#### TASK STATEMENT
In the copy, include every entry exactly but none of the pictures.

#### SUPPLIED MATERIAL

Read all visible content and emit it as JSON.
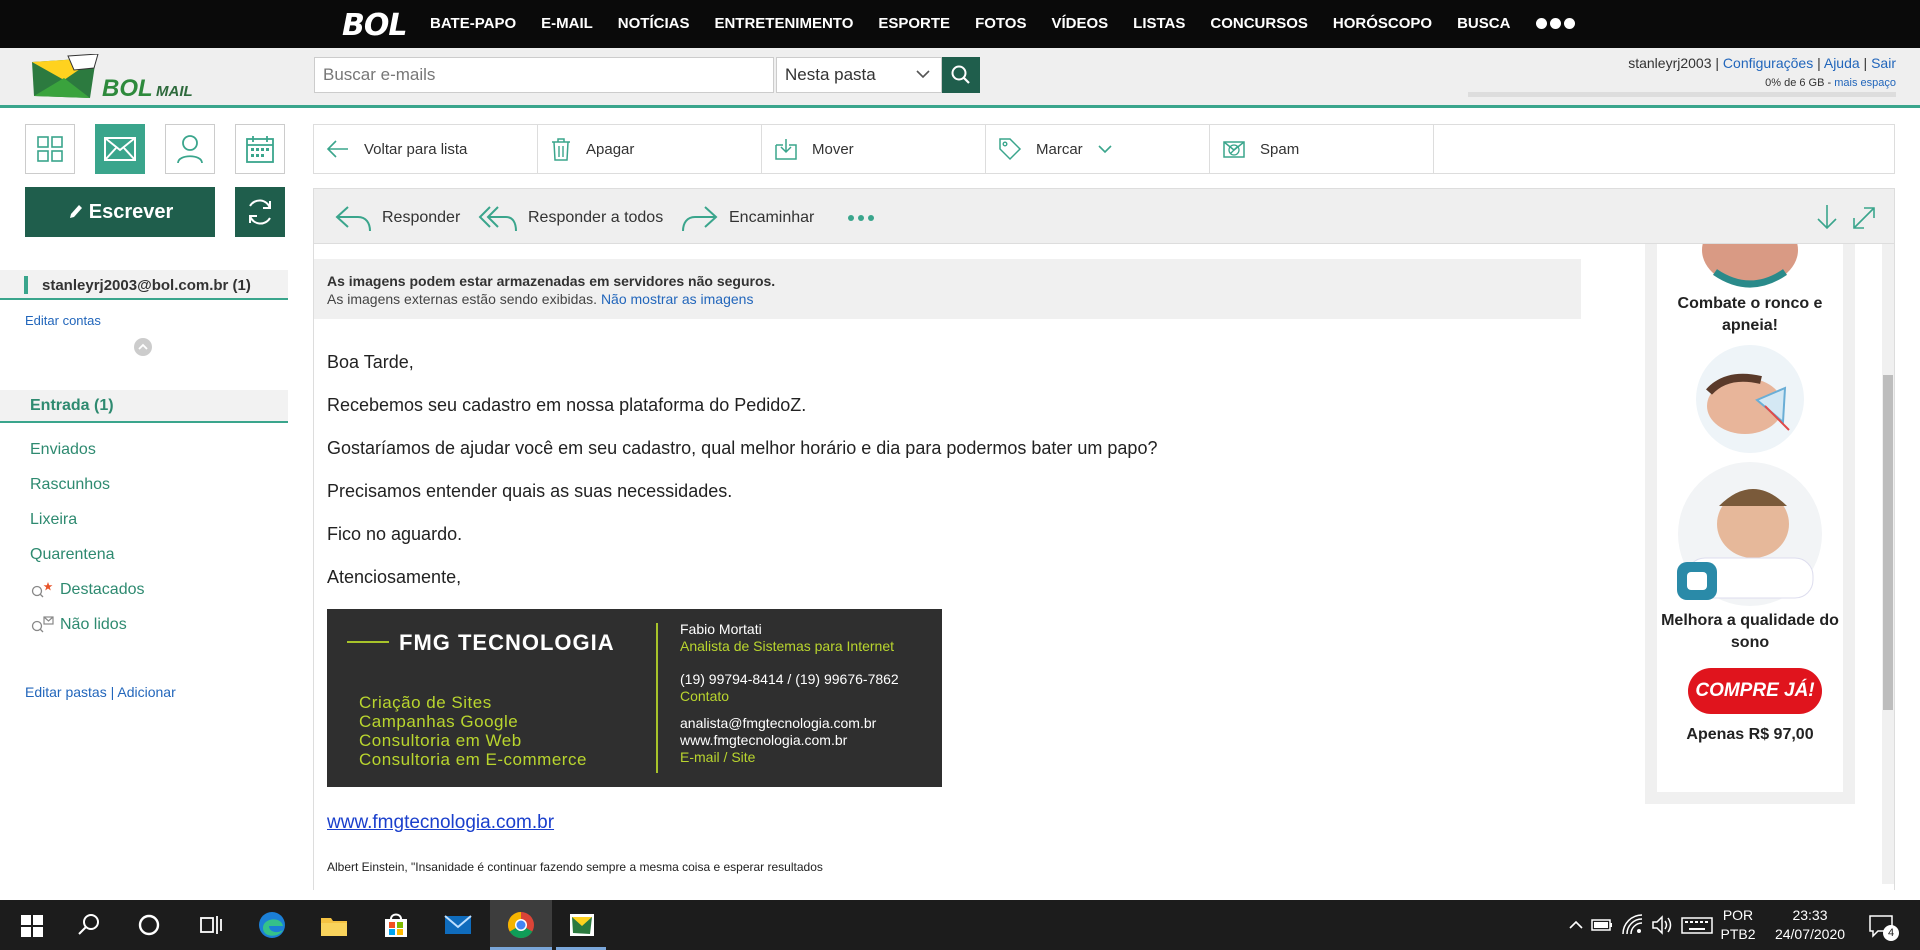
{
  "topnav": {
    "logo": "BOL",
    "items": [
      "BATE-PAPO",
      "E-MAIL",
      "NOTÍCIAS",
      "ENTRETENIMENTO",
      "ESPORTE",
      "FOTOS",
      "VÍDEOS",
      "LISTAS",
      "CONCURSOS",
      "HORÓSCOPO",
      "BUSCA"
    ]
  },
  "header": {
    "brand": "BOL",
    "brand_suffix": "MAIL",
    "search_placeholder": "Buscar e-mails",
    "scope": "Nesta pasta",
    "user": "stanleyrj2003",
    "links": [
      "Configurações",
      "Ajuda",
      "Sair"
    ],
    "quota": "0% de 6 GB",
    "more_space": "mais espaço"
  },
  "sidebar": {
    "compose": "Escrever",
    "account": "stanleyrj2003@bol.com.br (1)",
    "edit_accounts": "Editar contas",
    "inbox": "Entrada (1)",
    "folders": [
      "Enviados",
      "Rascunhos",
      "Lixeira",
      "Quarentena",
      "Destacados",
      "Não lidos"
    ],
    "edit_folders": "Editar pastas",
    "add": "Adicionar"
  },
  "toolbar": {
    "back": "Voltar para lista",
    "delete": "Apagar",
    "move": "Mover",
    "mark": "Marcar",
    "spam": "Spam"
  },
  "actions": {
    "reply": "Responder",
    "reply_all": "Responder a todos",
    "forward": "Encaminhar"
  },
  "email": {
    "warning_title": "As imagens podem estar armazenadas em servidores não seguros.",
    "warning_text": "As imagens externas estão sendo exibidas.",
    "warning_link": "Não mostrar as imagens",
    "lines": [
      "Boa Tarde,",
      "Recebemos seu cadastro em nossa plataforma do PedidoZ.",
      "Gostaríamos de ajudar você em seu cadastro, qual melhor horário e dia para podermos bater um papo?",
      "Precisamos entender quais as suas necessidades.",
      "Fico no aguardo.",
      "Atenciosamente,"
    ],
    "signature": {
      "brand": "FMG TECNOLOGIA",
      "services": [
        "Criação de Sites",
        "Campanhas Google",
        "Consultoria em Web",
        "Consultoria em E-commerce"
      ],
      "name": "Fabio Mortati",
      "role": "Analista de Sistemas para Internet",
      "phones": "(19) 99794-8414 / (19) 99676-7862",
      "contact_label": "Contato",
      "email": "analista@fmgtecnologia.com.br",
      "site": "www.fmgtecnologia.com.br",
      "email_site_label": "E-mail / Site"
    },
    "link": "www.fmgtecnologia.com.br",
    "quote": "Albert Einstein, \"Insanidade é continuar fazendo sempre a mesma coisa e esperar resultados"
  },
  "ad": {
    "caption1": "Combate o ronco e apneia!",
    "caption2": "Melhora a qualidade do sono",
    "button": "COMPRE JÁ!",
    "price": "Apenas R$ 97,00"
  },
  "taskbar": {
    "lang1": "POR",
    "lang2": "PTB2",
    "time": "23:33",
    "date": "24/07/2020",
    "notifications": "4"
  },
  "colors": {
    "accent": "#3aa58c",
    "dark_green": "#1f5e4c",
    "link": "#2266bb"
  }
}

#### EXERCISE ANSWER
Read all visible content and emit it as JSON.
{
  "topnav": {
    "logo": "BOL",
    "items": [
      "BATE-PAPO",
      "E-MAIL",
      "NOTÍCIAS",
      "ENTRETENIMENTO",
      "ESPORTE",
      "FOTOS",
      "VÍDEOS",
      "LISTAS",
      "CONCURSOS",
      "HORÓSCOPO",
      "BUSCA"
    ]
  },
  "header": {
    "brand": "BOL",
    "brand_suffix": "MAIL",
    "search_placeholder": "Buscar e-mails",
    "scope": "Nesta pasta",
    "user": "stanleyrj2003",
    "links": [
      "Configurações",
      "Ajuda",
      "Sair"
    ],
    "quota": "0% de 6 GB",
    "more_space": "mais espaço"
  },
  "sidebar": {
    "compose": "Escrever",
    "account": "stanleyrj2003@bol.com.br (1)",
    "edit_accounts": "Editar contas",
    "inbox": "Entrada (1)",
    "folders": [
      "Enviados",
      "Rascunhos",
      "Lixeira",
      "Quarentena",
      "Destacados",
      "Não lidos"
    ],
    "edit_folders": "Editar pastas",
    "add": "Adicionar"
  },
  "toolbar": {
    "back": "Voltar para lista",
    "delete": "Apagar",
    "move": "Mover",
    "mark": "Marcar",
    "spam": "Spam"
  },
  "actions": {
    "reply": "Responder",
    "reply_all": "Responder a todos",
    "forward": "Encaminhar"
  },
  "email": {
    "warning_title": "As imagens podem estar armazenadas em servidores não seguros.",
    "warning_text": "As imagens externas estão sendo exibidas.",
    "warning_link": "Não mostrar as imagens",
    "lines": [
      "Boa Tarde,",
      "Recebemos seu cadastro em nossa plataforma do PedidoZ.",
      "Gostaríamos de ajudar você em seu cadastro, qual melhor horário e dia para podermos bater um papo?",
      "Precisamos entender quais as suas necessidades.",
      "Fico no aguardo.",
      "Atenciosamente,"
    ],
    "signature": {
      "brand": "FMG TECNOLOGIA",
      "services": [
        "Criação de Sites",
        "Campanhas Google",
        "Consultoria em Web",
        "Consultoria em E-commerce"
      ],
      "name": "Fabio Mortati",
      "role": "Analista de Sistemas para Internet",
      "phones": "(19) 99794-8414 / (19) 99676-7862",
      "contact_label": "Contato",
      "email": "analista@fmgtecnologia.com.br",
      "site": "www.fmgtecnologia.com.br",
      "email_site_label": "E-mail / Site"
    },
    "link": "www.fmgtecnologia.com.br",
    "quote": "Albert Einstein, \"Insanidade é continuar fazendo sempre a mesma coisa e esperar resultados"
  },
  "ad": {
    "caption1": "Combate o ronco e apneia!",
    "caption2": "Melhora a qualidade do sono",
    "button": "COMPRE JÁ!",
    "price": "Apenas R$ 97,00"
  },
  "taskbar": {
    "lang1": "POR",
    "lang2": "PTB2",
    "time": "23:33",
    "date": "24/07/2020",
    "notifications": "4"
  },
  "colors": {
    "accent": "#3aa58c",
    "dark_green": "#1f5e4c",
    "link": "#2266bb"
  }
}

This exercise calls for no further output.